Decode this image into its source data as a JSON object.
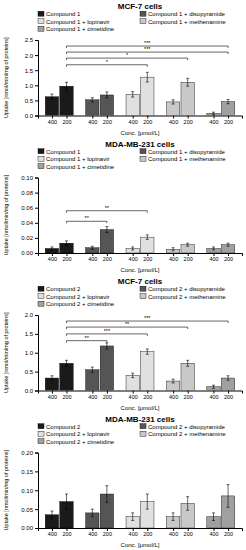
{
  "chart_data": [
    {
      "type": "bar",
      "title": "MCF-7 cells",
      "xlabel": "Conc. [μmol/L]",
      "ylabel": "Uptake [nmol/min/mg of proteins]",
      "categories": [
        "400",
        "200"
      ],
      "series": [
        {
          "name": "Compound 1",
          "color": "#1a1a1a",
          "values": [
            0.62,
            0.97
          ],
          "errors": [
            0.09,
            0.13
          ]
        },
        {
          "name": "Compound 1 + disopyramide",
          "color": "#555555",
          "values": [
            0.52,
            0.68
          ],
          "errors": [
            0.07,
            0.1
          ]
        },
        {
          "name": "Compound 1 + lopinavir",
          "color": "#e0e0e0",
          "values": [
            0.7,
            1.27
          ],
          "errors": [
            0.09,
            0.16
          ]
        },
        {
          "name": "Compound 1 + methenamine",
          "color": "#c8c8c8",
          "values": [
            0.45,
            1.1
          ],
          "errors": [
            0.07,
            0.13
          ]
        },
        {
          "name": "Compound 1 + cimetidine",
          "color": "#a0a0a0",
          "values": [
            0.07,
            0.46
          ],
          "errors": [
            0.04,
            0.07
          ]
        }
      ],
      "ylim": [
        0,
        2.5
      ],
      "yticks": [
        {
          "value": 0,
          "label": "0.0"
        },
        0.5,
        {
          "value": 1,
          "label": "1.0"
        },
        1.5,
        {
          "value": 2,
          "label": "2.0"
        },
        2.5
      ],
      "significance": [
        {
          "from": 0,
          "to": 2,
          "category": "200",
          "y": 1.68,
          "label": "*"
        },
        {
          "from": 0,
          "to": 3,
          "category": "200",
          "y": 1.9,
          "label": "*"
        },
        {
          "from": 0,
          "to": 4,
          "category": "200",
          "y": 2.1,
          "label": "***"
        },
        {
          "from": 0,
          "to": 4,
          "category": "200",
          "y": 2.3,
          "label": "***"
        }
      ],
      "legend": "top",
      "grid": false
    },
    {
      "type": "bar",
      "title": "MDA-MB-231 cells",
      "xlabel": "Conc. [μmol/L]",
      "ylabel": "Uptake [nmol/min/mg of proteins]",
      "categories": [
        "400",
        "200"
      ],
      "series": [
        {
          "name": "Compound 1",
          "color": "#1a1a1a",
          "values": [
            0.006,
            0.013
          ],
          "errors": [
            0.002,
            0.003
          ]
        },
        {
          "name": "Compound 1 + disopyramide",
          "color": "#555555",
          "values": [
            0.007,
            0.031
          ],
          "errors": [
            0.002,
            0.004
          ]
        },
        {
          "name": "Compound 1 + lopinavir",
          "color": "#e0e0e0",
          "values": [
            0.006,
            0.021
          ],
          "errors": [
            0.002,
            0.003
          ]
        },
        {
          "name": "Compound 1 + methenamine",
          "color": "#c8c8c8",
          "values": [
            0.005,
            0.011
          ],
          "errors": [
            0.002,
            0.002
          ]
        },
        {
          "name": "Compound 1 + cimetidine",
          "color": "#a0a0a0",
          "values": [
            0.006,
            0.011
          ],
          "errors": [
            0.002,
            0.002
          ]
        }
      ],
      "ylim": [
        0,
        0.1
      ],
      "yticks": [
        {
          "value": 0,
          "label": "0.00"
        },
        0.02,
        0.04,
        0.06,
        0.08,
        {
          "value": 0.1,
          "label": "0.10"
        }
      ],
      "significance": [
        {
          "from": 0,
          "to": 1,
          "category": "200",
          "y": 0.042,
          "label": "**"
        },
        {
          "from": 0,
          "to": 2,
          "category": "200",
          "y": 0.056,
          "label": "**"
        }
      ],
      "legend": "top",
      "grid": false
    },
    {
      "type": "bar",
      "title": "MCF-7 cells",
      "xlabel": "Conc. [μmol/L]",
      "ylabel": "Uptake [nmol/min/mg of proteins]",
      "categories": [
        "400",
        "200"
      ],
      "series": [
        {
          "name": "Compound 2",
          "color": "#1a1a1a",
          "values": [
            0.33,
            0.72
          ],
          "errors": [
            0.06,
            0.08
          ]
        },
        {
          "name": "Compound 2 + disopyramide",
          "color": "#555555",
          "values": [
            0.55,
            1.18
          ],
          "errors": [
            0.07,
            0.08
          ]
        },
        {
          "name": "Compound 2 + lopinavir",
          "color": "#e0e0e0",
          "values": [
            0.4,
            1.03
          ],
          "errors": [
            0.06,
            0.07
          ]
        },
        {
          "name": "Compound 2 + methenamine",
          "color": "#c8c8c8",
          "values": [
            0.25,
            0.72
          ],
          "errors": [
            0.05,
            0.08
          ]
        },
        {
          "name": "Compound 2 + cimetidine",
          "color": "#a0a0a0",
          "values": [
            0.1,
            0.33
          ],
          "errors": [
            0.04,
            0.06
          ]
        }
      ],
      "ylim": [
        0,
        2.0
      ],
      "yticks": [
        {
          "value": 0,
          "label": "0.0"
        },
        0.5,
        {
          "value": 1,
          "label": "1.0"
        },
        1.5,
        {
          "value": 2,
          "label": "2.0"
        }
      ],
      "significance": [
        {
          "from": 0,
          "to": 1,
          "category": "200",
          "y": 1.32,
          "label": "**"
        },
        {
          "from": 0,
          "to": 2,
          "category": "200",
          "y": 1.5,
          "label": "***"
        },
        {
          "from": 0,
          "to": 3,
          "category": "200",
          "y": 1.68,
          "label": "**"
        },
        {
          "from": 0,
          "to": 4,
          "category": "200",
          "y": 1.84,
          "label": "***"
        }
      ],
      "legend": "top",
      "grid": false
    },
    {
      "type": "bar",
      "title": "MDA-MB-231 cells",
      "xlabel": "Conc. [μmol/L]",
      "ylabel": "Uptake [nmol/min/mg of proteins]",
      "categories": [
        "400",
        "200"
      ],
      "series": [
        {
          "name": "Compound 2",
          "color": "#1a1a1a",
          "values": [
            0.035,
            0.07
          ],
          "errors": [
            0.01,
            0.02
          ]
        },
        {
          "name": "Compound 2 + disopyramide",
          "color": "#555555",
          "values": [
            0.04,
            0.09
          ],
          "errors": [
            0.01,
            0.022
          ]
        },
        {
          "name": "Compound 2 + lopinavir",
          "color": "#e0e0e0",
          "values": [
            0.03,
            0.07
          ],
          "errors": [
            0.01,
            0.02
          ]
        },
        {
          "name": "Compound 2 + methenamine",
          "color": "#c8c8c8",
          "values": [
            0.03,
            0.065
          ],
          "errors": [
            0.01,
            0.018
          ]
        },
        {
          "name": "Compound 2 + cimetidine",
          "color": "#a0a0a0",
          "values": [
            0.03,
            0.085
          ],
          "errors": [
            0.01,
            0.03
          ]
        }
      ],
      "ylim": [
        0,
        0.2
      ],
      "yticks": [
        {
          "value": 0,
          "label": "0.00"
        },
        0.05,
        {
          "value": 0.1,
          "label": "0.10"
        },
        0.15,
        {
          "value": 0.2,
          "label": "0.20"
        }
      ],
      "significance": [],
      "legend": "top",
      "grid": false
    }
  ]
}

* **Task instructions**
Without including any pictures, reproduce the data exactly.

* **Written answer**
Decode this image into its source data as a JSON object.
{
  "chart_data": [
    {
      "type": "bar",
      "title": "MCF-7 cells",
      "xlabel": "Conc. [μmol/L]",
      "ylabel": "Uptake [nmol/min/mg of proteins]",
      "categories": [
        "400",
        "200"
      ],
      "series": [
        {
          "name": "Compound 1",
          "color": "#1a1a1a",
          "values": [
            0.62,
            0.97
          ],
          "errors": [
            0.09,
            0.13
          ]
        },
        {
          "name": "Compound 1 + disopyramide",
          "color": "#555555",
          "values": [
            0.52,
            0.68
          ],
          "errors": [
            0.07,
            0.1
          ]
        },
        {
          "name": "Compound 1 + lopinavir",
          "color": "#e0e0e0",
          "values": [
            0.7,
            1.27
          ],
          "errors": [
            0.09,
            0.16
          ]
        },
        {
          "name": "Compound 1 + methenamine",
          "color": "#c8c8c8",
          "values": [
            0.45,
            1.1
          ],
          "errors": [
            0.07,
            0.13
          ]
        },
        {
          "name": "Compound 1 + cimetidine",
          "color": "#a0a0a0",
          "values": [
            0.07,
            0.46
          ],
          "errors": [
            0.04,
            0.07
          ]
        }
      ],
      "ylim": [
        0,
        2.5
      ],
      "yticks": [
        {
          "value": 0,
          "label": "0.0"
        },
        0.5,
        {
          "value": 1,
          "label": "1.0"
        },
        1.5,
        {
          "value": 2,
          "label": "2.0"
        },
        2.5
      ],
      "significance": [
        {
          "from": 0,
          "to": 2,
          "category": "200",
          "y": 1.68,
          "label": "*"
        },
        {
          "from": 0,
          "to": 3,
          "category": "200",
          "y": 1.9,
          "label": "*"
        },
        {
          "from": 0,
          "to": 4,
          "category": "200",
          "y": 2.1,
          "label": "***"
        },
        {
          "from": 0,
          "to": 4,
          "category": "200",
          "y": 2.3,
          "label": "***"
        }
      ],
      "legend": "top",
      "grid": false
    },
    {
      "type": "bar",
      "title": "MDA-MB-231 cells",
      "xlabel": "Conc. [μmol/L]",
      "ylabel": "Uptake [nmol/min/mg of proteins]",
      "categories": [
        "400",
        "200"
      ],
      "series": [
        {
          "name": "Compound 1",
          "color": "#1a1a1a",
          "values": [
            0.006,
            0.013
          ],
          "errors": [
            0.002,
            0.003
          ]
        },
        {
          "name": "Compound 1 + disopyramide",
          "color": "#555555",
          "values": [
            0.007,
            0.031
          ],
          "errors": [
            0.002,
            0.004
          ]
        },
        {
          "name": "Compound 1 + lopinavir",
          "color": "#e0e0e0",
          "values": [
            0.006,
            0.021
          ],
          "errors": [
            0.002,
            0.003
          ]
        },
        {
          "name": "Compound 1 + methenamine",
          "color": "#c8c8c8",
          "values": [
            0.005,
            0.011
          ],
          "errors": [
            0.002,
            0.002
          ]
        },
        {
          "name": "Compound 1 + cimetidine",
          "color": "#a0a0a0",
          "values": [
            0.006,
            0.011
          ],
          "errors": [
            0.002,
            0.002
          ]
        }
      ],
      "ylim": [
        0,
        0.1
      ],
      "yticks": [
        {
          "value": 0,
          "label": "0.00"
        },
        0.02,
        0.04,
        0.06,
        0.08,
        {
          "value": 0.1,
          "label": "0.10"
        }
      ],
      "significance": [
        {
          "from": 0,
          "to": 1,
          "category": "200",
          "y": 0.042,
          "label": "**"
        },
        {
          "from": 0,
          "to": 2,
          "category": "200",
          "y": 0.056,
          "label": "**"
        }
      ],
      "legend": "top",
      "grid": false
    },
    {
      "type": "bar",
      "title": "MCF-7 cells",
      "xlabel": "Conc. [μmol/L]",
      "ylabel": "Uptake [nmol/min/mg of proteins]",
      "categories": [
        "400",
        "200"
      ],
      "series": [
        {
          "name": "Compound 2",
          "color": "#1a1a1a",
          "values": [
            0.33,
            0.72
          ],
          "errors": [
            0.06,
            0.08
          ]
        },
        {
          "name": "Compound 2 + disopyramide",
          "color": "#555555",
          "values": [
            0.55,
            1.18
          ],
          "errors": [
            0.07,
            0.08
          ]
        },
        {
          "name": "Compound 2 + lopinavir",
          "color": "#e0e0e0",
          "values": [
            0.4,
            1.03
          ],
          "errors": [
            0.06,
            0.07
          ]
        },
        {
          "name": "Compound 2 + methenamine",
          "color": "#c8c8c8",
          "values": [
            0.25,
            0.72
          ],
          "errors": [
            0.05,
            0.08
          ]
        },
        {
          "name": "Compound 2 + cimetidine",
          "color": "#a0a0a0",
          "values": [
            0.1,
            0.33
          ],
          "errors": [
            0.04,
            0.06
          ]
        }
      ],
      "ylim": [
        0,
        2.0
      ],
      "yticks": [
        {
          "value": 0,
          "label": "0.0"
        },
        0.5,
        {
          "value": 1,
          "label": "1.0"
        },
        1.5,
        {
          "value": 2,
          "label": "2.0"
        }
      ],
      "significance": [
        {
          "from": 0,
          "to": 1,
          "category": "200",
          "y": 1.32,
          "label": "**"
        },
        {
          "from": 0,
          "to": 2,
          "category": "200",
          "y": 1.5,
          "label": "***"
        },
        {
          "from": 0,
          "to": 3,
          "category": "200",
          "y": 1.68,
          "label": "**"
        },
        {
          "from": 0,
          "to": 4,
          "category": "200",
          "y": 1.84,
          "label": "***"
        }
      ],
      "legend": "top",
      "grid": false
    },
    {
      "type": "bar",
      "title": "MDA-MB-231 cells",
      "xlabel": "Conc. [μmol/L]",
      "ylabel": "Uptake [nmol/min/mg of proteins]",
      "categories": [
        "400",
        "200"
      ],
      "series": [
        {
          "name": "Compound 2",
          "color": "#1a1a1a",
          "values": [
            0.035,
            0.07
          ],
          "errors": [
            0.01,
            0.02
          ]
        },
        {
          "name": "Compound 2 + disopyramide",
          "color": "#555555",
          "values": [
            0.04,
            0.09
          ],
          "errors": [
            0.01,
            0.022
          ]
        },
        {
          "name": "Compound 2 + lopinavir",
          "color": "#e0e0e0",
          "values": [
            0.03,
            0.07
          ],
          "errors": [
            0.01,
            0.02
          ]
        },
        {
          "name": "Compound 2 + methenamine",
          "color": "#c8c8c8",
          "values": [
            0.03,
            0.065
          ],
          "errors": [
            0.01,
            0.018
          ]
        },
        {
          "name": "Compound 2 + cimetidine",
          "color": "#a0a0a0",
          "values": [
            0.03,
            0.085
          ],
          "errors": [
            0.01,
            0.03
          ]
        }
      ],
      "ylim": [
        0,
        0.2
      ],
      "yticks": [
        {
          "value": 0,
          "label": "0.00"
        },
        0.05,
        {
          "value": 0.1,
          "label": "0.10"
        },
        0.15,
        {
          "value": 0.2,
          "label": "0.20"
        }
      ],
      "significance": [],
      "legend": "top",
      "grid": false
    }
  ]
}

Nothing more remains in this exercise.